- PROBLEM STATEMENT
Each entry below is to be extracted exactly.

____________

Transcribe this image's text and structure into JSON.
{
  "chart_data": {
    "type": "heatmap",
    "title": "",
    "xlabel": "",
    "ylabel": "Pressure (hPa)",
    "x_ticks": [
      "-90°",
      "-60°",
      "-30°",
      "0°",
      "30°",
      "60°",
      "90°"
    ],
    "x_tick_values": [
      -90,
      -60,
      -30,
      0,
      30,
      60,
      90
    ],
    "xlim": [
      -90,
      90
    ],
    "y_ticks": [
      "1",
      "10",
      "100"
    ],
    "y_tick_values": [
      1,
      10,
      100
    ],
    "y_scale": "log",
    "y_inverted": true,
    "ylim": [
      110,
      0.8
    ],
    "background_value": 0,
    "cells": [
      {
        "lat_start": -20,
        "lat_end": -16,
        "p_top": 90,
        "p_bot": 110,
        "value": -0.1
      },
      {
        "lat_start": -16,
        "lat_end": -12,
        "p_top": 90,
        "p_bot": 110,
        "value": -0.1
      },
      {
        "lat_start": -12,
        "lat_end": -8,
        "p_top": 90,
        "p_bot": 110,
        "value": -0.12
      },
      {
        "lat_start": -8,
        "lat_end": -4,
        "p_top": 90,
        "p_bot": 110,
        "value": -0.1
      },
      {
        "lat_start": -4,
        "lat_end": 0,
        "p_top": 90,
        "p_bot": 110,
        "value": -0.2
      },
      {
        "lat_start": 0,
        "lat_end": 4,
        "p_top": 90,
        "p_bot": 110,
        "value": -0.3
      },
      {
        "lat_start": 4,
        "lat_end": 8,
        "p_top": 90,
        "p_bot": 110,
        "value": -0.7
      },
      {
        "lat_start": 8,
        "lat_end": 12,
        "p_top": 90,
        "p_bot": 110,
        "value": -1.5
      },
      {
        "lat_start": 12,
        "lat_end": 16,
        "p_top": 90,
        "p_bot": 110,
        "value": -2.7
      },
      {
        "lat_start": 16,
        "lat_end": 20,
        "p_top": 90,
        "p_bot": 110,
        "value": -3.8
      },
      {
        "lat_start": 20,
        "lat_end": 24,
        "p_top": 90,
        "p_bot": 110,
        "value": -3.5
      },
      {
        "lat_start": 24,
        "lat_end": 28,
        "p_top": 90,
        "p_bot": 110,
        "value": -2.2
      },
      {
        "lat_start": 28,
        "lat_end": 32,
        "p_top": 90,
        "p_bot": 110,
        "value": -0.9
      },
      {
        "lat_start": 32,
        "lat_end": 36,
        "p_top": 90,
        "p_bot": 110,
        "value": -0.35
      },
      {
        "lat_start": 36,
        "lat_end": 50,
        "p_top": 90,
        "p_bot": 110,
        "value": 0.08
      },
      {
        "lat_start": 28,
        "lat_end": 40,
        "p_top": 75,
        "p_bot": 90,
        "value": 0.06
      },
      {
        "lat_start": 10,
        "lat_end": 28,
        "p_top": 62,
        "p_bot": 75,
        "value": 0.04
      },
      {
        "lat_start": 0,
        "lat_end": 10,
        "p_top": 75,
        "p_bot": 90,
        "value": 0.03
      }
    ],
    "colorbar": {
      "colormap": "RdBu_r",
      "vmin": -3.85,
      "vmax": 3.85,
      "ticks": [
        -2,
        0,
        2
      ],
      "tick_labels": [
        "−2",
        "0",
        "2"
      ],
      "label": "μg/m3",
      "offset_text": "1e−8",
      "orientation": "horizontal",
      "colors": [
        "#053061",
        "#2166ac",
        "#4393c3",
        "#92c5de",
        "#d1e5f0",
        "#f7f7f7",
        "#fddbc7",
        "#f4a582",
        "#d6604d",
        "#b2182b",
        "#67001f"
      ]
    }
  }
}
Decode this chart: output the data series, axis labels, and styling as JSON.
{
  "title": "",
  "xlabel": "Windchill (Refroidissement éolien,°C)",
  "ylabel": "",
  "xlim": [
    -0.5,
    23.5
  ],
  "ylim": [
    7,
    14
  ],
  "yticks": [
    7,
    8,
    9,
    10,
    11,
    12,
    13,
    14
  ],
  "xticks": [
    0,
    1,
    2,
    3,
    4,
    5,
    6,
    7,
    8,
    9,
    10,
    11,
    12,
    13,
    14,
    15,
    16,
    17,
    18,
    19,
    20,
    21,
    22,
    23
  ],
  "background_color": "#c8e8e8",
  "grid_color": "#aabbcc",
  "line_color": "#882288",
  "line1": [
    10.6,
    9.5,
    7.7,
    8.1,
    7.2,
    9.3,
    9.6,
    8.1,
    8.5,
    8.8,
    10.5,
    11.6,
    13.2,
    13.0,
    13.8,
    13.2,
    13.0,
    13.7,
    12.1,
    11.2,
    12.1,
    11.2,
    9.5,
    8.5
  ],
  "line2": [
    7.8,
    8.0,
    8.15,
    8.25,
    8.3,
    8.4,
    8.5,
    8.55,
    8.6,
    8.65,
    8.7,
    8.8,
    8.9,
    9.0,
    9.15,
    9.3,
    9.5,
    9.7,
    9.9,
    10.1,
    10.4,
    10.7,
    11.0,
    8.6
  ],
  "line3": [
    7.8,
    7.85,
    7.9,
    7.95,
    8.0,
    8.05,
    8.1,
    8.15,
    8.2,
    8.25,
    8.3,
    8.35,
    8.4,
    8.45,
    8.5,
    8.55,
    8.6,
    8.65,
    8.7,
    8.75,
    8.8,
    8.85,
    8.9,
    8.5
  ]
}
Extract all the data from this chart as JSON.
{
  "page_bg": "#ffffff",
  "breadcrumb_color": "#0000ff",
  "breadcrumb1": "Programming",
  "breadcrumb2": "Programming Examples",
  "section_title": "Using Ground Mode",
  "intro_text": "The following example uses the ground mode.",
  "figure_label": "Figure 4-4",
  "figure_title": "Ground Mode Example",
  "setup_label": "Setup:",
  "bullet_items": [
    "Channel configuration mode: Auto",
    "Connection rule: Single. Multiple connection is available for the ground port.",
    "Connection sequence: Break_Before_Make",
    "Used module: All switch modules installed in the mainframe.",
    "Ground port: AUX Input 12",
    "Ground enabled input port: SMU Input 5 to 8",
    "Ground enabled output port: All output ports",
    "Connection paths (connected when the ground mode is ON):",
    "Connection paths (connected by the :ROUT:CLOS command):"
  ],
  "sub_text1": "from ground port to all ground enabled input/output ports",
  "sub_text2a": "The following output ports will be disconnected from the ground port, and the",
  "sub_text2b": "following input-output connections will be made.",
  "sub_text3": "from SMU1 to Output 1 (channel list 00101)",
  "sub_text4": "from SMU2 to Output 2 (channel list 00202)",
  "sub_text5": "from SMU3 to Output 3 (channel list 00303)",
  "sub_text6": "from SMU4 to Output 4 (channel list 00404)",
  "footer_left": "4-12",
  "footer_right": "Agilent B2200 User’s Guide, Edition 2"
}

____________

- WRITTEN ANSWER
Transcribe this image's text and structure into JSON.
{
  "chart_data": {
    "type": "heatmap",
    "title": "",
    "xlabel": "",
    "ylabel": "Pressure (hPa)",
    "x_ticks": [
      "-90°",
      "-60°",
      "-30°",
      "0°",
      "30°",
      "60°",
      "90°"
    ],
    "x_tick_values": [
      -90,
      -60,
      -30,
      0,
      30,
      60,
      90
    ],
    "xlim": [
      -90,
      90
    ],
    "y_ticks": [
      "1",
      "10",
      "100"
    ],
    "y_tick_values": [
      1,
      10,
      100
    ],
    "y_scale": "log",
    "y_inverted": true,
    "ylim": [
      110,
      0.8
    ],
    "background_value": 0,
    "cells": [
      {
        "lat_start": -20,
        "lat_end": -16,
        "p_top": 90,
        "p_bot": 110,
        "value": -0.1
      },
      {
        "lat_start": -16,
        "lat_end": -12,
        "p_top": 90,
        "p_bot": 110,
        "value": -0.1
      },
      {
        "lat_start": -12,
        "lat_end": -8,
        "p_top": 90,
        "p_bot": 110,
        "value": -0.12
      },
      {
        "lat_start": -8,
        "lat_end": -4,
        "p_top": 90,
        "p_bot": 110,
        "value": -0.1
      },
      {
        "lat_start": -4,
        "lat_end": 0,
        "p_top": 90,
        "p_bot": 110,
        "value": -0.2
      },
      {
        "lat_start": 0,
        "lat_end": 4,
        "p_top": 90,
        "p_bot": 110,
        "value": -0.3
      },
      {
        "lat_start": 4,
        "lat_end": 8,
        "p_top": 90,
        "p_bot": 110,
        "value": -0.7
      },
      {
        "lat_start": 8,
        "lat_end": 12,
        "p_top": 90,
        "p_bot": 110,
        "value": -1.5
      },
      {
        "lat_start": 12,
        "lat_end": 16,
        "p_top": 90,
        "p_bot": 110,
        "value": -2.7
      },
      {
        "lat_start": 16,
        "lat_end": 20,
        "p_top": 90,
        "p_bot": 110,
        "value": -3.8
      },
      {
        "lat_start": 20,
        "lat_end": 24,
        "p_top": 90,
        "p_bot": 110,
        "value": -3.5
      },
      {
        "lat_start": 24,
        "lat_end": 28,
        "p_top": 90,
        "p_bot": 110,
        "value": -2.2
      },
      {
        "lat_start": 28,
        "lat_end": 32,
        "p_top": 90,
        "p_bot": 110,
        "value": -0.9
      },
      {
        "lat_start": 32,
        "lat_end": 36,
        "p_top": 90,
        "p_bot": 110,
        "value": -0.35
      },
      {
        "lat_start": 36,
        "lat_end": 50,
        "p_top": 90,
        "p_bot": 110,
        "value": 0.08
      },
      {
        "lat_start": 28,
        "lat_end": 40,
        "p_top": 75,
        "p_bot": 90,
        "value": 0.06
      },
      {
        "lat_start": 10,
        "lat_end": 28,
        "p_top": 62,
        "p_bot": 75,
        "value": 0.04
      },
      {
        "lat_start": 0,
        "lat_end": 10,
        "p_top": 75,
        "p_bot": 90,
        "value": 0.03
      }
    ],
    "colorbar": {
      "colormap": "RdBu_r",
      "vmin": -3.85,
      "vmax": 3.85,
      "ticks": [
        -2,
        0,
        2
      ],
      "tick_labels": [
        "−2",
        "0",
        "2"
      ],
      "label": "μg/m3",
      "offset_text": "1e−8",
      "orientation": "horizontal",
      "colors": [
        "#053061",
        "#2166ac",
        "#4393c3",
        "#92c5de",
        "#d1e5f0",
        "#f7f7f7",
        "#fddbc7",
        "#f4a582",
        "#d6604d",
        "#b2182b",
        "#67001f"
      ]
    }
  }
}
Decode this chart: output the data series, axis labels, and styling as JSON.
{
  "title": "",
  "xlabel": "Windchill (Refroidissement éolien,°C)",
  "ylabel": "",
  "xlim": [
    -0.5,
    23.5
  ],
  "ylim": [
    7,
    14
  ],
  "yticks": [
    7,
    8,
    9,
    10,
    11,
    12,
    13,
    14
  ],
  "xticks": [
    0,
    1,
    2,
    3,
    4,
    5,
    6,
    7,
    8,
    9,
    10,
    11,
    12,
    13,
    14,
    15,
    16,
    17,
    18,
    19,
    20,
    21,
    22,
    23
  ],
  "background_color": "#c8e8e8",
  "grid_color": "#aabbcc",
  "line_color": "#882288",
  "line1": [
    10.6,
    9.5,
    7.7,
    8.1,
    7.2,
    9.3,
    9.6,
    8.1,
    8.5,
    8.8,
    10.5,
    11.6,
    13.2,
    13.0,
    13.8,
    13.2,
    13.0,
    13.7,
    12.1,
    11.2,
    12.1,
    11.2,
    9.5,
    8.5
  ],
  "line2": [
    7.8,
    8.0,
    8.15,
    8.25,
    8.3,
    8.4,
    8.5,
    8.55,
    8.6,
    8.65,
    8.7,
    8.8,
    8.9,
    9.0,
    9.15,
    9.3,
    9.5,
    9.7,
    9.9,
    10.1,
    10.4,
    10.7,
    11.0,
    8.6
  ],
  "line3": [
    7.8,
    7.85,
    7.9,
    7.95,
    8.0,
    8.05,
    8.1,
    8.15,
    8.2,
    8.25,
    8.3,
    8.35,
    8.4,
    8.45,
    8.5,
    8.55,
    8.6,
    8.65,
    8.7,
    8.75,
    8.8,
    8.85,
    8.9,
    8.5
  ]
}
Extract all the data from this chart as JSON.
{
  "page_bg": "#ffffff",
  "breadcrumb_color": "#0000ff",
  "breadcrumb1": "Programming",
  "breadcrumb2": "Programming Examples",
  "section_title": "Using Ground Mode",
  "intro_text": "The following example uses the ground mode.",
  "figure_label": "Figure 4-4",
  "figure_title": "Ground Mode Example",
  "setup_label": "Setup:",
  "bullet_items": [
    "Channel configuration mode: Auto",
    "Connection rule: Single. Multiple connection is available for the ground port.",
    "Connection sequence: Break_Before_Make",
    "Used module: All switch modules installed in the mainframe.",
    "Ground port: AUX Input 12",
    "Ground enabled input port: SMU Input 5 to 8",
    "Ground enabled output port: All output ports",
    "Connection paths (connected when the ground mode is ON):",
    "Connection paths (connected by the :ROUT:CLOS command):"
  ],
  "sub_text1": "from ground port to all ground enabled input/output ports",
  "sub_text2a": "The following output ports will be disconnected from the ground port, and the",
  "sub_text2b": "following input-output connections will be made.",
  "sub_text3": "from SMU1 to Output 1 (channel list 00101)",
  "sub_text4": "from SMU2 to Output 2 (channel list 00202)",
  "sub_text5": "from SMU3 to Output 3 (channel list 00303)",
  "sub_text6": "from SMU4 to Output 4 (channel list 00404)",
  "footer_left": "4-12",
  "footer_right": "Agilent B2200 User’s Guide, Edition 2"
}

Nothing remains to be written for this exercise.